● **Brief**: Each line that contains the word "title" counts once; give the total for the records below and nothing else.
··· Supplied records
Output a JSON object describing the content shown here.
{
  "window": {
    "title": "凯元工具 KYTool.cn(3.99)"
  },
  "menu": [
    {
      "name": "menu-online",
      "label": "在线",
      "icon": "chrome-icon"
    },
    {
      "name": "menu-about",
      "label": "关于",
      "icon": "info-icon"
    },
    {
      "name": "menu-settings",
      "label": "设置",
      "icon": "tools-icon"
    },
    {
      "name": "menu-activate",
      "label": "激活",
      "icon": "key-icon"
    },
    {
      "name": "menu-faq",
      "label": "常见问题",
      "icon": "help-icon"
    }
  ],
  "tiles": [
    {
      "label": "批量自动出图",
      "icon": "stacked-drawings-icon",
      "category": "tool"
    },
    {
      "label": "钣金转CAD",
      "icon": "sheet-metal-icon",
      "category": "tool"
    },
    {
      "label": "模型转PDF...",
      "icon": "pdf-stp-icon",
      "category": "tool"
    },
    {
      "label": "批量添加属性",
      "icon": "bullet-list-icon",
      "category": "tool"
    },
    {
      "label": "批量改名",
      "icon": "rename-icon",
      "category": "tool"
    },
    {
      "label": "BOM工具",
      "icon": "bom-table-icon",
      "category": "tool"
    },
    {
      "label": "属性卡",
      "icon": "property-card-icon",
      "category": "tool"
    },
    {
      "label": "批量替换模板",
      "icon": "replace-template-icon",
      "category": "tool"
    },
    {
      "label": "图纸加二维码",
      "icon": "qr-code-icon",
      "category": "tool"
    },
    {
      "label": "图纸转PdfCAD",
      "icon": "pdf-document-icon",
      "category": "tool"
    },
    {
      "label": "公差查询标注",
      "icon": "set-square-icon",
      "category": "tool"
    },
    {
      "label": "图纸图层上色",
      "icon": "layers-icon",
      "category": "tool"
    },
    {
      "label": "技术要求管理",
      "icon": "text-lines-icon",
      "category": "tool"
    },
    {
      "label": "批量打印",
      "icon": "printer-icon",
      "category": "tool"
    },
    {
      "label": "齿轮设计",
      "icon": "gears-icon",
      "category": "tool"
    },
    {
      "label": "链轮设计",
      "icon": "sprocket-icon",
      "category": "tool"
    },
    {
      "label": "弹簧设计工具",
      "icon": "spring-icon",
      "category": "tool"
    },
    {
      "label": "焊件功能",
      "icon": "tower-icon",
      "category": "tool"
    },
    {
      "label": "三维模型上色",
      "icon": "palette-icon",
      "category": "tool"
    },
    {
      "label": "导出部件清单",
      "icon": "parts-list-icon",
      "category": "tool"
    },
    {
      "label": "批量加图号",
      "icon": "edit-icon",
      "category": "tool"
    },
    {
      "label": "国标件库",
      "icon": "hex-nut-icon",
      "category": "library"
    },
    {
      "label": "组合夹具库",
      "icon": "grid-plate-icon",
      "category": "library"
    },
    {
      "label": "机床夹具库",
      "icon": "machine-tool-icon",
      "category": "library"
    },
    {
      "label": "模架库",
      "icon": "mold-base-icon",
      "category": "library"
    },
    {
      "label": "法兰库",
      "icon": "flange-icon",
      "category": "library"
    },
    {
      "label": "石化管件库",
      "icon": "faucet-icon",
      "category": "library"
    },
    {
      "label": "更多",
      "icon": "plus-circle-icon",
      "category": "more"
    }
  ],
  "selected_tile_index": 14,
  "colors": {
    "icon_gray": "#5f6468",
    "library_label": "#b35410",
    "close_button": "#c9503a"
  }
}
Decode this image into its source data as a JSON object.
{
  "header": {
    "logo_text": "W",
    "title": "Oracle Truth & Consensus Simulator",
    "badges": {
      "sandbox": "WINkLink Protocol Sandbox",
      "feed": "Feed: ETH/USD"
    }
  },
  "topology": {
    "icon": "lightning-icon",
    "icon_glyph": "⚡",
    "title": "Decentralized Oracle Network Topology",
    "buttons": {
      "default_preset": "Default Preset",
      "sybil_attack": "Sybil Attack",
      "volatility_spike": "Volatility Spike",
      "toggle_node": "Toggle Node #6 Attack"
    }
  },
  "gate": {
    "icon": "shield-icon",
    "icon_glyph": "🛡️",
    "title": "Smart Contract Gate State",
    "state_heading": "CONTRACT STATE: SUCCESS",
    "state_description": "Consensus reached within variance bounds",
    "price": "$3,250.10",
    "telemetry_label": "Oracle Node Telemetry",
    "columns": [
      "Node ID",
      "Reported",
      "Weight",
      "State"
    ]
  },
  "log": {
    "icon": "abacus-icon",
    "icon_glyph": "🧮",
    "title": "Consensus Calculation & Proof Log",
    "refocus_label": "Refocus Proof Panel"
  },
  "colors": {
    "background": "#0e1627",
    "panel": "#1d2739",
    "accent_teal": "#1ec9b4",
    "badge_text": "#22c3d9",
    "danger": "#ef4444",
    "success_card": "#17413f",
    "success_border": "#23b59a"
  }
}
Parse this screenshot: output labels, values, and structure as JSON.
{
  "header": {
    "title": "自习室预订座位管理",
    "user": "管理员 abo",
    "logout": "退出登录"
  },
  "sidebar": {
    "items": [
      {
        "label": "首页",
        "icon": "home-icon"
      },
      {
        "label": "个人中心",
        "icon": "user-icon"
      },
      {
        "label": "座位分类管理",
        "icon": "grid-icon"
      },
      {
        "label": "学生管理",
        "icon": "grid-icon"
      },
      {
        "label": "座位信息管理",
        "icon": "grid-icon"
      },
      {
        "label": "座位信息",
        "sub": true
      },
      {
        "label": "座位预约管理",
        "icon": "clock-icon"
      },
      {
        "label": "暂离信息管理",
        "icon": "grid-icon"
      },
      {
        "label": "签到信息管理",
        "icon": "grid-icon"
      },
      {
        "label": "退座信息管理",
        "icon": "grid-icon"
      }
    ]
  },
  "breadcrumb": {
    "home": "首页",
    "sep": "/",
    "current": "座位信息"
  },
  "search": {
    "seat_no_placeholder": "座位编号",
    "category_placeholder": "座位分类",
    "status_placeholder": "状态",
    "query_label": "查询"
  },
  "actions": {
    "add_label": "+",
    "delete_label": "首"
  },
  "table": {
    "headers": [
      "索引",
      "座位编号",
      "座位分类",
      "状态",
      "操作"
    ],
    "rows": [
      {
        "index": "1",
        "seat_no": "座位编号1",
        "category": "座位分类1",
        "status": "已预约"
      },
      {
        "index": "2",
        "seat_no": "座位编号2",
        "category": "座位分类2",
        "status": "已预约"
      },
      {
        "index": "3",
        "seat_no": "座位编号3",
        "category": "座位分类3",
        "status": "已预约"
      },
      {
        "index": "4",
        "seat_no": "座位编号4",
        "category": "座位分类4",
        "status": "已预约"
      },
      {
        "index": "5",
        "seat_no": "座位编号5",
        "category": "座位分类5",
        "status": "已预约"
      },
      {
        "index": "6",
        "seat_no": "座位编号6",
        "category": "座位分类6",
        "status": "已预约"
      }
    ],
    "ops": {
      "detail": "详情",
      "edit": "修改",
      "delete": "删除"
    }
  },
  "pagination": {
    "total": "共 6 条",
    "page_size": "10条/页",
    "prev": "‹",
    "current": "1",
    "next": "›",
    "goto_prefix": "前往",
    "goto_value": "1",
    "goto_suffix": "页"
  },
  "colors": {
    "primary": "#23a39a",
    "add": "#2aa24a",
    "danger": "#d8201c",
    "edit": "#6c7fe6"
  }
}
······
● **The completed task**: 6